- [Work to be completed]:
Provide nothing beyond the count of lines that include the string "Land".
━━━━
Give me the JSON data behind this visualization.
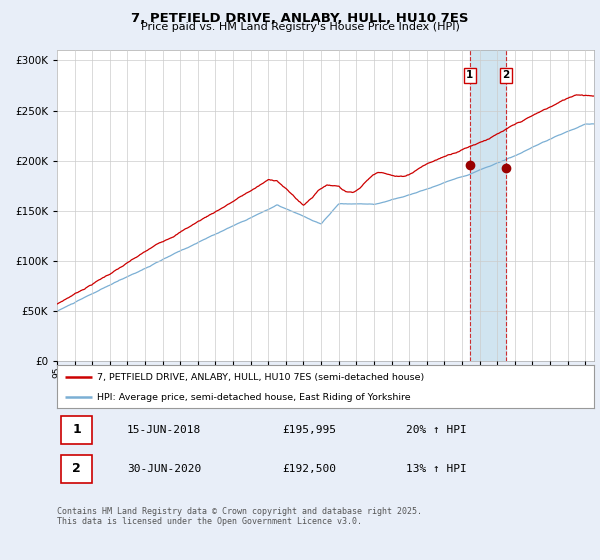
{
  "title_line1": "7, PETFIELD DRIVE, ANLABY, HULL, HU10 7ES",
  "title_line2": "Price paid vs. HM Land Registry's House Price Index (HPI)",
  "ylim": [
    0,
    310000
  ],
  "xlim_start": 1995.0,
  "xlim_end": 2025.5,
  "house_color": "#cc0000",
  "hpi_color": "#7bafd4",
  "marker1_date": 2018.45,
  "marker1_price": 195995,
  "marker2_date": 2020.5,
  "marker2_price": 192500,
  "sale1_date_str": "15-JUN-2018",
  "sale1_price_str": "£195,995",
  "sale1_hpi_str": "20% ↑ HPI",
  "sale2_date_str": "30-JUN-2020",
  "sale2_price_str": "£192,500",
  "sale2_hpi_str": "13% ↑ HPI",
  "legend1_label": "7, PETFIELD DRIVE, ANLABY, HULL, HU10 7ES (semi-detached house)",
  "legend2_label": "HPI: Average price, semi-detached house, East Riding of Yorkshire",
  "footnote": "Contains HM Land Registry data © Crown copyright and database right 2025.\nThis data is licensed under the Open Government Licence v3.0.",
  "background_color": "#e8eef8",
  "plot_bg_color": "#ffffff",
  "grid_color": "#cccccc",
  "span_color": "#d0e4f0"
}
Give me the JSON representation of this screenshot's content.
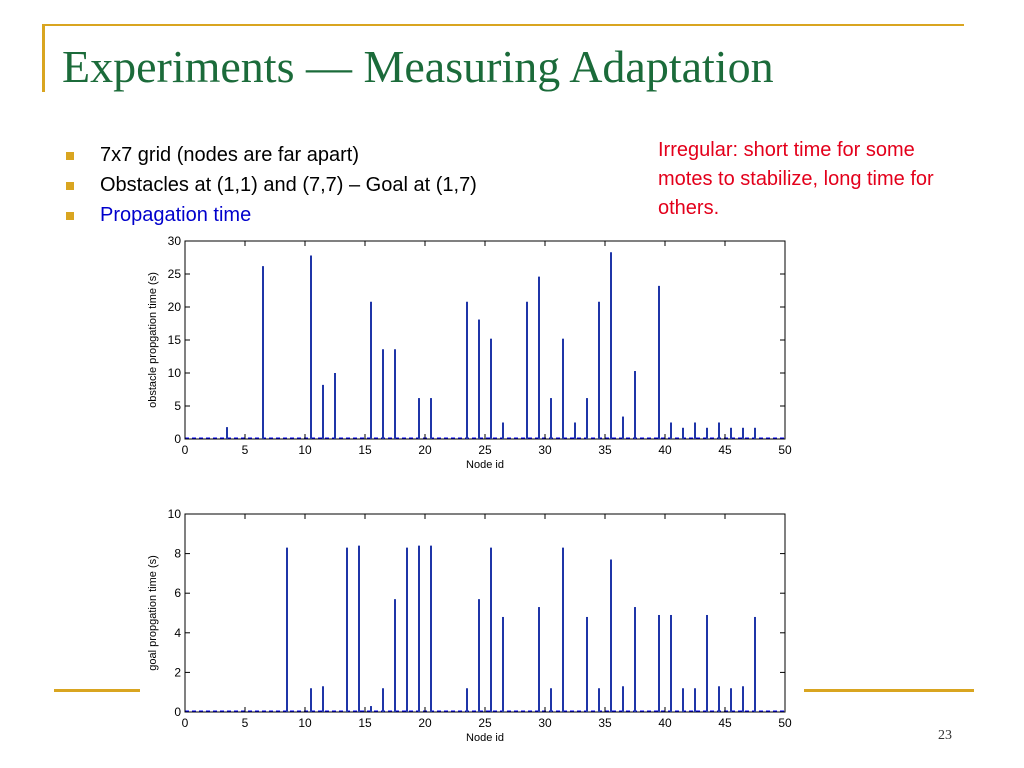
{
  "slide": {
    "title": "Experiments — Measuring Adaptation",
    "bullets": [
      {
        "text": "7x7 grid (nodes are far apart)",
        "color": "#000000"
      },
      {
        "text": "Obstacles at (1,1) and (7,7) – Goal at (1,7)",
        "color": "#000000"
      },
      {
        "text": "Propagation time",
        "color": "#0000cc"
      }
    ],
    "note": "Irregular: short time for some motes to stabilize, long time for others.",
    "page_number": "23"
  },
  "colors": {
    "accent": "#d9a520",
    "title": "#1b6b3a",
    "note": "#e3001b",
    "bar": "#1f35a8",
    "baseline": "#0000ff"
  },
  "chart_data": [
    {
      "type": "bar",
      "xlabel": "Node id",
      "ylabel": "obstacle propgation time (s)",
      "xlim": [
        0,
        50
      ],
      "ylim": [
        0,
        30
      ],
      "xticks": [
        0,
        5,
        10,
        15,
        20,
        25,
        30,
        35,
        40,
        45,
        50
      ],
      "yticks": [
        0,
        5,
        10,
        15,
        20,
        25,
        30
      ],
      "x": [
        3.5,
        6.5,
        10.5,
        11.5,
        12.5,
        15.5,
        16.5,
        17.5,
        19.5,
        20.5,
        23.5,
        24.5,
        25.5,
        26.5,
        28.5,
        29.5,
        30.5,
        31.5,
        32.5,
        33.5,
        34.5,
        35.5,
        36.5,
        37.5,
        39.5,
        40.5,
        41.5,
        42.5,
        43.5,
        44.5,
        45.5,
        46.5,
        47.5
      ],
      "values": [
        1.8,
        26.2,
        27.8,
        8.2,
        10.0,
        20.8,
        13.6,
        13.6,
        6.2,
        6.2,
        20.8,
        18.1,
        15.2,
        2.5,
        20.8,
        24.6,
        6.2,
        15.2,
        2.5,
        6.2,
        20.8,
        28.3,
        3.4,
        10.3,
        23.2,
        2.5,
        1.7,
        2.5,
        1.7,
        2.5,
        1.7,
        1.7,
        1.7
      ]
    },
    {
      "type": "bar",
      "xlabel": "Node id",
      "ylabel": "goal propgation time (s)",
      "xlim": [
        0,
        50
      ],
      "ylim": [
        0,
        10
      ],
      "xticks": [
        0,
        5,
        10,
        15,
        20,
        25,
        30,
        35,
        40,
        45,
        50
      ],
      "yticks": [
        0,
        2,
        4,
        6,
        8,
        10
      ],
      "x": [
        8.5,
        10.5,
        11.5,
        13.5,
        14.5,
        15.5,
        16.5,
        17.5,
        18.5,
        19.5,
        20.5,
        23.5,
        24.5,
        25.5,
        26.5,
        29.5,
        30.5,
        31.5,
        33.5,
        34.5,
        35.5,
        36.5,
        37.5,
        39.5,
        40.5,
        41.5,
        42.5,
        43.5,
        44.5,
        45.5,
        46.5,
        47.5
      ],
      "values": [
        8.3,
        1.2,
        1.3,
        8.3,
        8.4,
        0.3,
        1.2,
        5.7,
        8.3,
        8.4,
        8.4,
        1.2,
        5.7,
        8.3,
        4.8,
        5.3,
        1.2,
        8.3,
        4.8,
        1.2,
        7.7,
        1.3,
        5.3,
        4.9,
        4.9,
        1.2,
        1.2,
        4.9,
        1.3,
        1.2,
        1.3,
        4.8
      ]
    }
  ]
}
━━━━
- [Response to this exercise]:
2